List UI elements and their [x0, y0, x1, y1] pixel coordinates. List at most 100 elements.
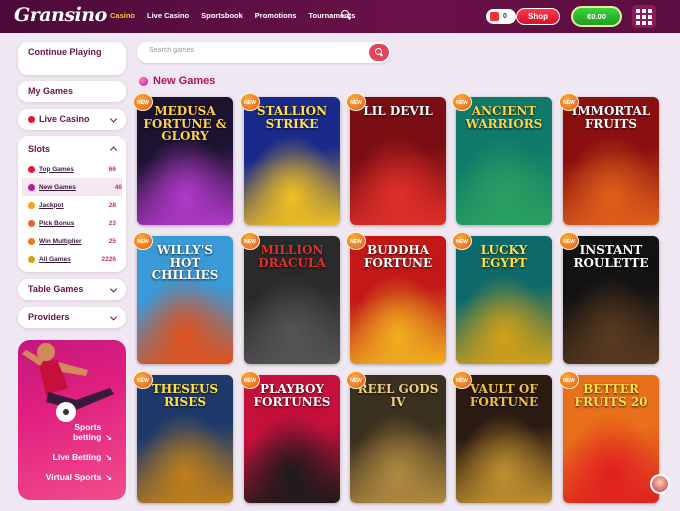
slots-item-count: 46 [114, 183, 122, 191]
section-title-text: New Games [153, 75, 216, 87]
continue-playing-label: Continue Playing [28, 47, 102, 57]
game-artwork [350, 135, 446, 225]
nav-casino[interactable]: Casino [110, 11, 135, 20]
slots-list: Top Games 66 New Games 46 Jackpot 28 Pick Bonu… [22, 160, 122, 268]
game-tile[interactable]: VAULT OF FORTUNE [456, 375, 552, 503]
arrow-icon: ↘ [105, 473, 112, 482]
slots-item[interactable]: Win Multiplier 25 [28, 232, 116, 250]
game-artwork [244, 274, 340, 364]
main-nav: Casino Live Casino Sportsbook Promotions… [110, 11, 355, 20]
game-tile[interactable]: BUDDHA FORTUNE [350, 236, 446, 364]
game-title: LUCKY EGYPT [480, 243, 528, 270]
slots-item-label: Jackpot [39, 201, 64, 209]
game-tile[interactable]: MEDUSA FORTUNE & GLORY [137, 97, 233, 225]
continue-playing-card[interactable]: Continue Playing [18, 42, 126, 75]
slots-item-label: All Games [39, 255, 71, 263]
new-badge: NEW [133, 232, 153, 250]
nav-live-casino[interactable]: Live Casino [147, 11, 189, 20]
slots-item[interactable]: All Games 2226 [28, 250, 116, 268]
virtual-sports-link[interactable]: Virtual Sports [46, 472, 102, 482]
live-betting-link[interactable]: Live Betting [53, 452, 102, 462]
table-games-card[interactable]: Table Games [18, 279, 126, 300]
providers-card[interactable]: Providers [18, 307, 126, 328]
section-title: New Games [139, 75, 215, 87]
game-tile[interactable]: ANCIENT WARRIORS [456, 97, 552, 225]
game-tile[interactable]: MILLION DRACULA [244, 236, 340, 364]
footballer-illustration [22, 343, 114, 422]
slots-item[interactable]: Pick Bonus 23 [28, 214, 116, 232]
game-tile[interactable]: IMMORTAL FRUITS [563, 97, 659, 225]
game-title: IMMORTAL FRUITS [571, 104, 651, 131]
game-artwork [137, 413, 233, 503]
sports-promo-card[interactable]: Sports betting ↘ Live Betting ↘ Virtual Sp… [18, 340, 126, 500]
search-input[interactable] [149, 47, 349, 54]
new-badge: NEW [559, 371, 579, 389]
grid-menu-icon[interactable] [632, 5, 656, 28]
game-title: PLAYBOY FORTUNES [253, 382, 331, 409]
live-casino-card[interactable]: Live Casino [18, 109, 126, 130]
category-icon [28, 201, 35, 209]
table-games-label: Table Games [28, 284, 84, 294]
game-tile[interactable]: LUCKY EGYPT [456, 236, 552, 364]
game-tile[interactable]: REEL GODS IV [350, 375, 446, 503]
my-games-label: My Games [28, 86, 74, 96]
brand-logo[interactable]: Gransino [14, 4, 107, 26]
game-tile[interactable]: INSTANT ROULETTE [563, 236, 659, 364]
game-title: MILLION DRACULA [258, 243, 326, 270]
new-badge: NEW [133, 93, 153, 111]
new-badge: NEW [452, 93, 472, 111]
new-badge: NEW [452, 232, 472, 250]
game-title: VAULT OF FORTUNE [469, 382, 539, 409]
game-artwork [350, 413, 446, 503]
slots-item-label: Top Games [39, 165, 74, 173]
game-title: MEDUSA FORTUNE & GLORY [143, 104, 227, 144]
live-casino-label: Live Casino [39, 114, 90, 124]
game-tile[interactable]: WILLY'S HOT CHILLIES [137, 236, 233, 364]
category-icon [28, 219, 35, 227]
slots-item[interactable]: New Games 46 [22, 178, 122, 196]
new-badge: NEW [346, 93, 366, 111]
new-badge: NEW [133, 371, 153, 389]
search-bar [137, 42, 391, 63]
game-tile[interactable]: PLAYBOY FORTUNES [244, 375, 340, 503]
slots-card: Slots Top Games 66 New Games 46 Jackpot 28 Pic… [18, 136, 126, 272]
new-badge: NEW [240, 232, 260, 250]
game-artwork [350, 274, 446, 364]
game-tile[interactable]: STALLION STRIKE [244, 97, 340, 225]
game-tile[interactable]: BETTER FRUITS 20 [563, 375, 659, 503]
slots-item-count: 28 [108, 201, 116, 209]
game-artwork [563, 274, 659, 364]
new-badge: NEW [559, 232, 579, 250]
support-chat-avatar[interactable] [650, 474, 670, 494]
game-tile[interactable]: THESEUS RISES [137, 375, 233, 503]
slots-item-count: 66 [108, 165, 116, 173]
slots-item-count: 25 [108, 237, 116, 245]
search-icon[interactable] [341, 10, 351, 22]
sports-betting-link[interactable]: Sports betting [45, 422, 101, 442]
slots-item-label: Pick Bonus [39, 219, 75, 227]
my-games-card[interactable]: My Games [18, 81, 126, 102]
nav-promotions[interactable]: Promotions [255, 11, 297, 20]
slots-item[interactable]: Jackpot 28 [28, 196, 116, 214]
game-artwork [563, 135, 659, 225]
category-icon [28, 183, 35, 191]
game-artwork [456, 274, 552, 364]
category-icon [28, 237, 35, 245]
slots-item[interactable]: Top Games 66 [28, 160, 116, 178]
game-artwork [244, 413, 340, 503]
shop-bag[interactable]: 0 [486, 9, 516, 24]
game-artwork [563, 413, 659, 503]
balance-button[interactable]: €0.00 [571, 6, 622, 27]
game-artwork [137, 274, 233, 364]
game-title: BUDDHA FORTUNE [363, 243, 433, 270]
slots-label[interactable]: Slots [28, 144, 116, 154]
category-icon [28, 255, 35, 263]
search-button[interactable] [369, 44, 389, 61]
game-title: INSTANT ROULETTE [573, 243, 649, 270]
game-tile[interactable]: LIL DEVIL [350, 97, 446, 225]
nav-sportsbook[interactable]: Sportsbook [201, 11, 243, 20]
slots-item-label: New Games [39, 183, 76, 191]
bag-icon [490, 12, 499, 21]
shop-button[interactable]: Shop [516, 8, 560, 25]
arrow-icon: ↘ [105, 453, 112, 462]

= = =

#### [Description of the task]
Copy the rows above exactly as they stand, starting at the one containing "slots-item-count: 46 [114, 183, 122, 191]" and ending at the one containing "new-badge: NEW [559, 371, 579, 389]", both included.

#### [Answer to the task]
slots-item-count: 46 [114, 183, 122, 191]
section-title-text: New Games [153, 75, 216, 87]
continue-playing-label: Continue Playing [28, 47, 102, 57]
game-artwork [350, 135, 446, 225]
nav-casino[interactable]: Casino [110, 11, 135, 20]
slots-list: Top Games 66 New Games 46 Jackpot 28 Pick Bonu… [22, 160, 122, 268]
game-tile[interactable]: VAULT OF FORTUNE [456, 375, 552, 503]
arrow-icon: ↘ [105, 473, 112, 482]
slots-item[interactable]: Win Multiplier 25 [28, 232, 116, 250]
game-artwork [244, 274, 340, 364]
main-nav: Casino Live Casino Sportsbook Promotions… [110, 11, 355, 20]
game-tile[interactable]: BUDDHA FORTUNE [350, 236, 446, 364]
game-title: LUCKY EGYPT [480, 243, 528, 270]
slots-item-label: Jackpot [39, 201, 64, 209]
game-tile[interactable]: MEDUSA FORTUNE & GLORY [137, 97, 233, 225]
continue-playing-card[interactable]: Continue Playing [18, 42, 126, 75]
slots-item-label: All Games [39, 255, 71, 263]
new-badge: NEW [133, 232, 153, 250]
nav-live-casino[interactable]: Live Casino [147, 11, 189, 20]
slots-item[interactable]: All Games 2226 [28, 250, 116, 268]
virtual-sports-link[interactable]: Virtual Sports [46, 472, 102, 482]
live-betting-link[interactable]: Live Betting [53, 452, 102, 462]
table-games-card[interactable]: Table Games [18, 279, 126, 300]
providers-card[interactable]: Providers [18, 307, 126, 328]
section-title: New Games [139, 75, 215, 87]
game-tile[interactable]: ANCIENT WARRIORS [456, 97, 552, 225]
game-tile[interactable]: MILLION DRACULA [244, 236, 340, 364]
footballer-illustration [22, 343, 114, 422]
slots-item[interactable]: Pick Bonus 23 [28, 214, 116, 232]
game-tile[interactable]: IMMORTAL FRUITS [563, 97, 659, 225]
game-title: IMMORTAL FRUITS [571, 104, 651, 131]
game-artwork [137, 413, 233, 503]
sports-promo-card[interactable]: Sports betting ↘ Live Betting ↘ Virtual Sp… [18, 340, 126, 500]
search-input[interactable] [149, 47, 349, 54]
new-badge: NEW [559, 371, 579, 389]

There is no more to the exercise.